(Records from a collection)
----------------

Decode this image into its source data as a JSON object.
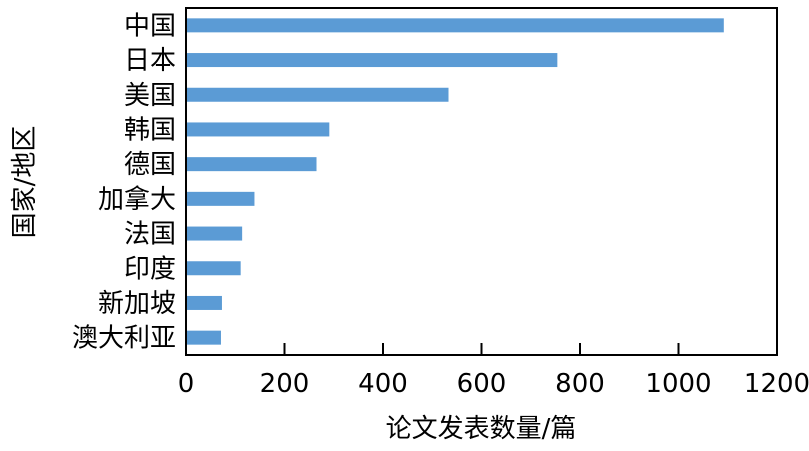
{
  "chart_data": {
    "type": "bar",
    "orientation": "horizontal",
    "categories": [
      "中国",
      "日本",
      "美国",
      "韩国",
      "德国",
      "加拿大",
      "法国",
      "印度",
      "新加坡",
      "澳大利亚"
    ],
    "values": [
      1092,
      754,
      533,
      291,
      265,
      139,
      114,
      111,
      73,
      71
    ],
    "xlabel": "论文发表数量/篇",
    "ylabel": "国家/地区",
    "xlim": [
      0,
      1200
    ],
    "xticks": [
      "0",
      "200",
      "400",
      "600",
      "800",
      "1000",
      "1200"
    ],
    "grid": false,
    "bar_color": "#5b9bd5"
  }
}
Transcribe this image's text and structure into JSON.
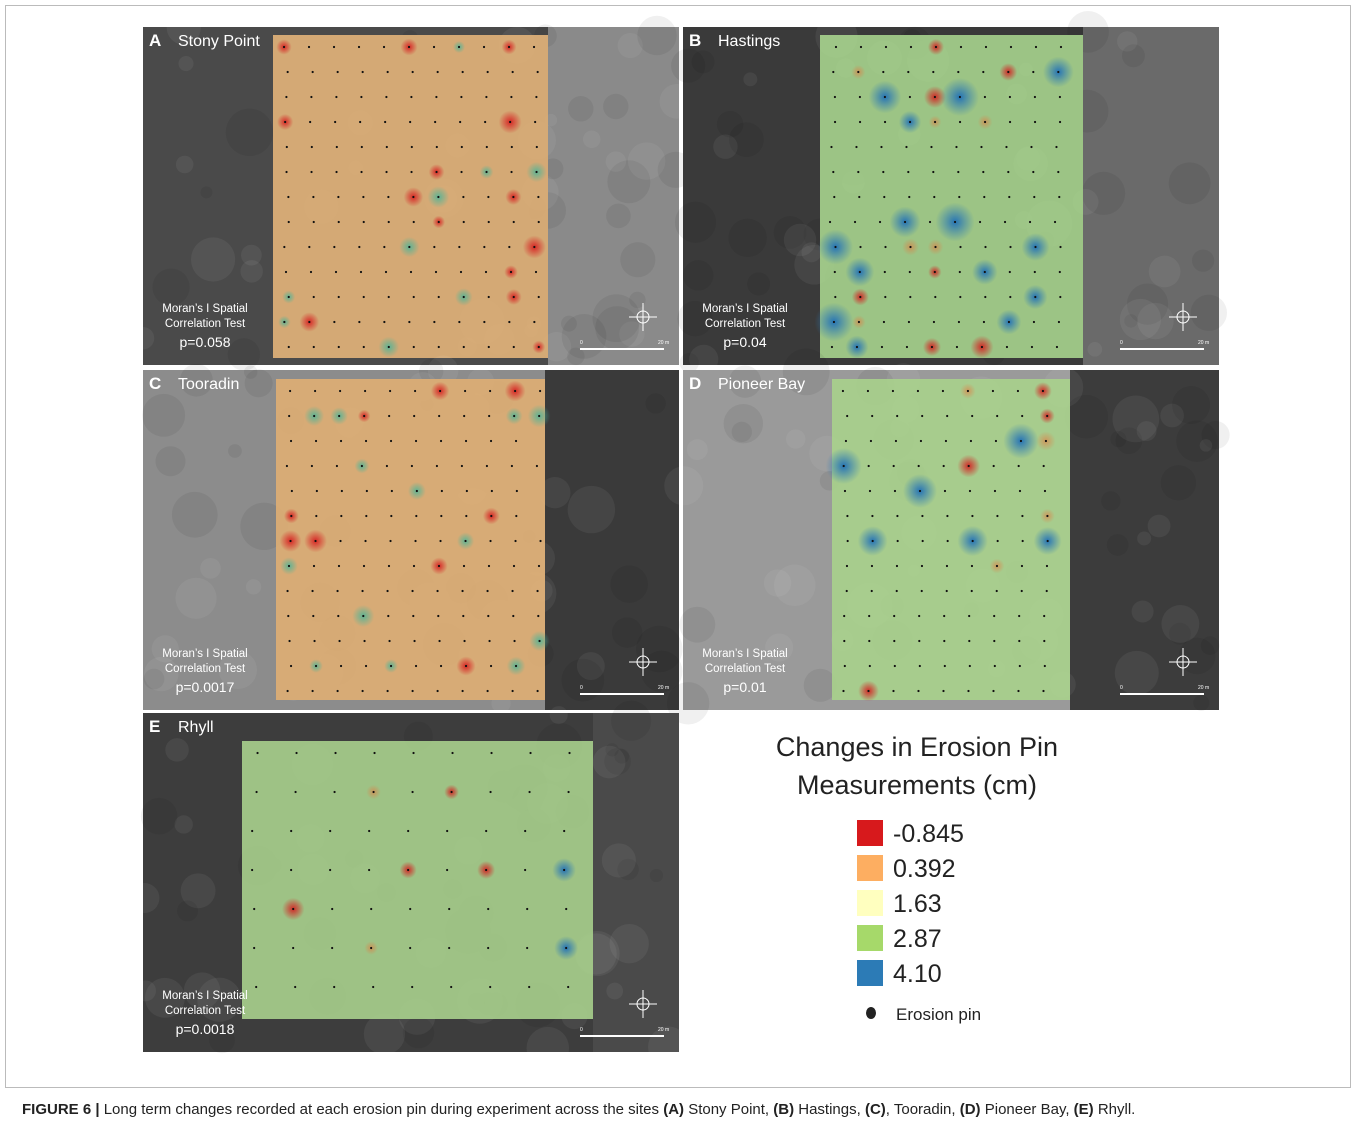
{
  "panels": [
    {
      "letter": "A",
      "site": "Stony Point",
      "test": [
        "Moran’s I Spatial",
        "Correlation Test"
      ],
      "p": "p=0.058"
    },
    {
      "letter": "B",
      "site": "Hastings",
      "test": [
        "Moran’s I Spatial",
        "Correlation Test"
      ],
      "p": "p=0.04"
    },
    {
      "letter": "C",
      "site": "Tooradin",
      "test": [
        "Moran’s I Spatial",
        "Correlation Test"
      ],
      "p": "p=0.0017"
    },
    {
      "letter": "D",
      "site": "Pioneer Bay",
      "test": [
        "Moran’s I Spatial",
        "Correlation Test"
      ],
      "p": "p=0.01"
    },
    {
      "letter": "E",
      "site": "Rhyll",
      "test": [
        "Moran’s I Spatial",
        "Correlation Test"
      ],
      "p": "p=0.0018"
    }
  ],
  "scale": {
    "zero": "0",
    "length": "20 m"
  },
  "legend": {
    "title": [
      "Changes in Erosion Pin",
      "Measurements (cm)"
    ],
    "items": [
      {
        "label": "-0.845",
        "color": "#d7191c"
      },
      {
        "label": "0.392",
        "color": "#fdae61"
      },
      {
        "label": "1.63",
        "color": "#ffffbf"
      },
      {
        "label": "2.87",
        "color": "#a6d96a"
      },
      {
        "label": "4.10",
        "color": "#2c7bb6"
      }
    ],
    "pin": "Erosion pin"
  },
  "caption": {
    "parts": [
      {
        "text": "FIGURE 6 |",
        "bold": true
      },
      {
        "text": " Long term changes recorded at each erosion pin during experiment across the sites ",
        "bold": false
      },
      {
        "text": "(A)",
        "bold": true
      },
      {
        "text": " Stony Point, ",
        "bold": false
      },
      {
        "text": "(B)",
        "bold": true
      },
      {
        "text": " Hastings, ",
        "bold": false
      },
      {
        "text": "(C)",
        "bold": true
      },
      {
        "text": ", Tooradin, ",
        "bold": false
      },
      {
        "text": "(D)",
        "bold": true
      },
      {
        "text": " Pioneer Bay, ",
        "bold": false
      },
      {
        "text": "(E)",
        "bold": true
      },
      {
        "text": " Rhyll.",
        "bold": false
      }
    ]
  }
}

----------------

**Description of the task:**
Repeat the preceding records precisely, and leave every picture out of the copy.

**Output for this exercise:**
Decode this image into its source data as a JSON object.
{
  "chart_data": {
    "type": "bar",
    "orientation": "horizontal",
    "categories": [
      "中国",
      "日本",
      "美国",
      "韩国",
      "德国",
      "加拿大",
      "法国",
      "印度",
      "新加坡",
      "澳大利亚"
    ],
    "values": [
      1092,
      754,
      533,
      291,
      265,
      139,
      114,
      111,
      73,
      71
    ],
    "xlabel": "论文发表数量/篇",
    "ylabel": "国家/地区",
    "xlim": [
      0,
      1200
    ],
    "xticks": [
      "0",
      "200",
      "400",
      "600",
      "800",
      "1000",
      "1200"
    ],
    "grid": false,
    "bar_color": "#5b9bd5"
  }
}
Transcribe this image's text and structure into JSON.
{
  "panels": [
    {
      "letter": "A",
      "site": "Stony Point",
      "test": [
        "Moran’s I Spatial",
        "Correlation Test"
      ],
      "p": "p=0.058"
    },
    {
      "letter": "B",
      "site": "Hastings",
      "test": [
        "Moran’s I Spatial",
        "Correlation Test"
      ],
      "p": "p=0.04"
    },
    {
      "letter": "C",
      "site": "Tooradin",
      "test": [
        "Moran’s I Spatial",
        "Correlation Test"
      ],
      "p": "p=0.0017"
    },
    {
      "letter": "D",
      "site": "Pioneer Bay",
      "test": [
        "Moran’s I Spatial",
        "Correlation Test"
      ],
      "p": "p=0.01"
    },
    {
      "letter": "E",
      "site": "Rhyll",
      "test": [
        "Moran’s I Spatial",
        "Correlation Test"
      ],
      "p": "p=0.0018"
    }
  ],
  "scale": {
    "zero": "0",
    "length": "20 m"
  },
  "legend": {
    "title": [
      "Changes in Erosion Pin",
      "Measurements (cm)"
    ],
    "items": [
      {
        "label": "-0.845",
        "color": "#d7191c"
      },
      {
        "label": "0.392",
        "color": "#fdae61"
      },
      {
        "label": "1.63",
        "color": "#ffffbf"
      },
      {
        "label": "2.87",
        "color": "#a6d96a"
      },
      {
        "label": "4.10",
        "color": "#2c7bb6"
      }
    ],
    "pin": "Erosion pin"
  },
  "caption": {
    "parts": [
      {
        "text": "FIGURE 6 |",
        "bold": true
      },
      {
        "text": " Long term changes recorded at each erosion pin during experiment across the sites ",
        "bold": false
      },
      {
        "text": "(A)",
        "bold": true
      },
      {
        "text": " Stony Point, ",
        "bold": false
      },
      {
        "text": "(B)",
        "bold": true
      },
      {
        "text": " Hastings, ",
        "bold": false
      },
      {
        "text": "(C)",
        "bold": true
      },
      {
        "text": ", Tooradin, ",
        "bold": false
      },
      {
        "text": "(D)",
        "bold": true
      },
      {
        "text": " Pioneer Bay, ",
        "bold": false
      },
      {
        "text": "(E)",
        "bold": true
      },
      {
        "text": " Rhyll.",
        "bold": false
      }
    ]
  }
}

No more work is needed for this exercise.